Copy each line that contains the word "believe".

---------------

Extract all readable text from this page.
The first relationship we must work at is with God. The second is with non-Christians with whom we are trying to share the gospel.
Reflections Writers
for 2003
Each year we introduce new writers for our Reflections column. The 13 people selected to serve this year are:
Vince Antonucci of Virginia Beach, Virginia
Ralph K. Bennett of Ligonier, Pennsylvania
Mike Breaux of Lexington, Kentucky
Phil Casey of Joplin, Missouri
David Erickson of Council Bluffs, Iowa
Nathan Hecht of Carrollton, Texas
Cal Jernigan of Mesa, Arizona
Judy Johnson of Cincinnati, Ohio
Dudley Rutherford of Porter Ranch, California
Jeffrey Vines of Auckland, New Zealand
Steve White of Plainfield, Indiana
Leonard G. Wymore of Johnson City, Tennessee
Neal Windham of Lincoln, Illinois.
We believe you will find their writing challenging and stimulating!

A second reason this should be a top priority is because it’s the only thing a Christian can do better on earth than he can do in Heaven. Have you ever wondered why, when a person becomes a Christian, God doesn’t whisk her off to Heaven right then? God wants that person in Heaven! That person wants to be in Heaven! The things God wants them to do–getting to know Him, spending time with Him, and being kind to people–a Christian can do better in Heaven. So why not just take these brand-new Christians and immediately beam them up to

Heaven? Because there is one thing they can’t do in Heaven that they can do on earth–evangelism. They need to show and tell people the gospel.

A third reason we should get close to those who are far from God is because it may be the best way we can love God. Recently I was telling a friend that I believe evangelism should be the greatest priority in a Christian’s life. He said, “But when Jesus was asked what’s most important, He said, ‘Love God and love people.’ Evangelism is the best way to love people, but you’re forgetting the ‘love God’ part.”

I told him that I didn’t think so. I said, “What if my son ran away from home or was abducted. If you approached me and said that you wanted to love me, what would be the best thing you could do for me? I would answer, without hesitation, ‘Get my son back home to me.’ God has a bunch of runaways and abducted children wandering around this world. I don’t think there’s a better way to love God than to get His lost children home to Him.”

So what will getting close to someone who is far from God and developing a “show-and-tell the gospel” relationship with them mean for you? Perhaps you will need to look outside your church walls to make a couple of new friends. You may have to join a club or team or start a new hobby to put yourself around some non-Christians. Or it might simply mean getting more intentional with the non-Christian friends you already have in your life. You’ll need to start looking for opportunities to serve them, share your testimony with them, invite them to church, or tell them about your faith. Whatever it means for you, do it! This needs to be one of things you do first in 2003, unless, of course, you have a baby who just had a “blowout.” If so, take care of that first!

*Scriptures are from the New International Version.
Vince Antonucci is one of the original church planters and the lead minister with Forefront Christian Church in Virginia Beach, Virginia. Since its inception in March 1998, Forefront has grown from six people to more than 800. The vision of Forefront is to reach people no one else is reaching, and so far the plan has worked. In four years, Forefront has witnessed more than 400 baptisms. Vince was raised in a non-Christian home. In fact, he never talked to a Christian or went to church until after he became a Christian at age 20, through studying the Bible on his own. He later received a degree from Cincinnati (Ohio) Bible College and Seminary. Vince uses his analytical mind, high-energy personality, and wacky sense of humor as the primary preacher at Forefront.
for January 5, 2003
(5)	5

---------------

• **RESPONSE TO THE EXERCISE**
We believe you will find their writing challenging and stimulating!
A third reason we should get close to those who are far from God is because it may be the best way we can love God. Recently I was telling a friend that I believe evangelism should be the greatest priority in a Christian’s life. He said, “But when Jesus was asked what’s most important, He said, ‘Love God and love people.’ Evangelism is the best way to love people, but you’re forgetting the ‘love God’ part.”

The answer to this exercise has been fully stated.